§ Given information
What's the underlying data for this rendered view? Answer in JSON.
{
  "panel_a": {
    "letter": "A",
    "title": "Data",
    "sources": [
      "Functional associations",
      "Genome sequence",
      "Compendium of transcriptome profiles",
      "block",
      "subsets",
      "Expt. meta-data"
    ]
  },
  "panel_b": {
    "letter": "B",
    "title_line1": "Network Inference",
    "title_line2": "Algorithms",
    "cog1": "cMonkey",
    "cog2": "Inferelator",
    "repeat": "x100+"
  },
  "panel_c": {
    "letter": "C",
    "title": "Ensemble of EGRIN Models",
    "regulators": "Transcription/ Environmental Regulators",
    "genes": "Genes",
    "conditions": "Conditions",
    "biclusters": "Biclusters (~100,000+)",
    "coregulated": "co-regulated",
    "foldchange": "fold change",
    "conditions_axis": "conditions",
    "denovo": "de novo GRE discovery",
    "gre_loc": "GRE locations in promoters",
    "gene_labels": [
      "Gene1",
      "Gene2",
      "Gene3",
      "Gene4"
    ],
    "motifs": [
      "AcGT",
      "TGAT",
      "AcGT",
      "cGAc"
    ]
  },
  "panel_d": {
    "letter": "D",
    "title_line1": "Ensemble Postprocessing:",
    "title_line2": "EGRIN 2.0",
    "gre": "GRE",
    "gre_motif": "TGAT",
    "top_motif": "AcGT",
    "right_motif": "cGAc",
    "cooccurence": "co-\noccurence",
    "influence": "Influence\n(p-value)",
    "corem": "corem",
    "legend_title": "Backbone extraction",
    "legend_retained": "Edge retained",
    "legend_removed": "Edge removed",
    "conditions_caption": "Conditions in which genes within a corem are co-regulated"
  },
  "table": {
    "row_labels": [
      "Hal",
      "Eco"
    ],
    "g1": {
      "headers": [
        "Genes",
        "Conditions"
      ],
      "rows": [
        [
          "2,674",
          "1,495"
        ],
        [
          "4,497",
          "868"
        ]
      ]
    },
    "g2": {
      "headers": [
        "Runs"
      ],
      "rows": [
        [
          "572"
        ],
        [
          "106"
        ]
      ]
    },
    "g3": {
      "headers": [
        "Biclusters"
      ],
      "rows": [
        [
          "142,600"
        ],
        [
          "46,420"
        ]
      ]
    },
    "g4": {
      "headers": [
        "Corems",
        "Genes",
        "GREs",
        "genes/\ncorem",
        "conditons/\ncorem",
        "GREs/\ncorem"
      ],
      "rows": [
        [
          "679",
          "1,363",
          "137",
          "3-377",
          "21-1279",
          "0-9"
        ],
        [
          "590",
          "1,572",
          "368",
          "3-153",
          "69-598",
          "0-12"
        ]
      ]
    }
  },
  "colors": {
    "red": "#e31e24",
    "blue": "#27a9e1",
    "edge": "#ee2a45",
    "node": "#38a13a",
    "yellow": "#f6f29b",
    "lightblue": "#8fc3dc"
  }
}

§ What is being asked
Repeat the entire listing above, keeping every line exactly the same.

§ Written answer
What's the underlying data for this rendered view? Answer in JSON.
{
  "panel_a": {
    "letter": "A",
    "title": "Data",
    "sources": [
      "Functional associations",
      "Genome sequence",
      "Compendium of transcriptome profiles",
      "block",
      "subsets",
      "Expt. meta-data"
    ]
  },
  "panel_b": {
    "letter": "B",
    "title_line1": "Network Inference",
    "title_line2": "Algorithms",
    "cog1": "cMonkey",
    "cog2": "Inferelator",
    "repeat": "x100+"
  },
  "panel_c": {
    "letter": "C",
    "title": "Ensemble of EGRIN Models",
    "regulators": "Transcription/ Environmental Regulators",
    "genes": "Genes",
    "conditions": "Conditions",
    "biclusters": "Biclusters (~100,000+)",
    "coregulated": "co-regulated",
    "foldchange": "fold change",
    "conditions_axis": "conditions",
    "denovo": "de novo GRE discovery",
    "gre_loc": "GRE locations in promoters",
    "gene_labels": [
      "Gene1",
      "Gene2",
      "Gene3",
      "Gene4"
    ],
    "motifs": [
      "AcGT",
      "TGAT",
      "AcGT",
      "cGAc"
    ]
  },
  "panel_d": {
    "letter": "D",
    "title_line1": "Ensemble Postprocessing:",
    "title_line2": "EGRIN 2.0",
    "gre": "GRE",
    "gre_motif": "TGAT",
    "top_motif": "AcGT",
    "right_motif": "cGAc",
    "cooccurence": "co-\noccurence",
    "influence": "Influence\n(p-value)",
    "corem": "corem",
    "legend_title": "Backbone extraction",
    "legend_retained": "Edge retained",
    "legend_removed": "Edge removed",
    "conditions_caption": "Conditions in which genes within a corem are co-regulated"
  },
  "table": {
    "row_labels": [
      "Hal",
      "Eco"
    ],
    "g1": {
      "headers": [
        "Genes",
        "Conditions"
      ],
      "rows": [
        [
          "2,674",
          "1,495"
        ],
        [
          "4,497",
          "868"
        ]
      ]
    },
    "g2": {
      "headers": [
        "Runs"
      ],
      "rows": [
        [
          "572"
        ],
        [
          "106"
        ]
      ]
    },
    "g3": {
      "headers": [
        "Biclusters"
      ],
      "rows": [
        [
          "142,600"
        ],
        [
          "46,420"
        ]
      ]
    },
    "g4": {
      "headers": [
        "Corems",
        "Genes",
        "GREs",
        "genes/\ncorem",
        "conditons/\ncorem",
        "GREs/\ncorem"
      ],
      "rows": [
        [
          "679",
          "1,363",
          "137",
          "3-377",
          "21-1279",
          "0-9"
        ],
        [
          "590",
          "1,572",
          "368",
          "3-153",
          "69-598",
          "0-12"
        ]
      ]
    }
  },
  "colors": {
    "red": "#e31e24",
    "blue": "#27a9e1",
    "edge": "#ee2a45",
    "node": "#38a13a",
    "yellow": "#f6f29b",
    "lightblue": "#8fc3dc"
  }
}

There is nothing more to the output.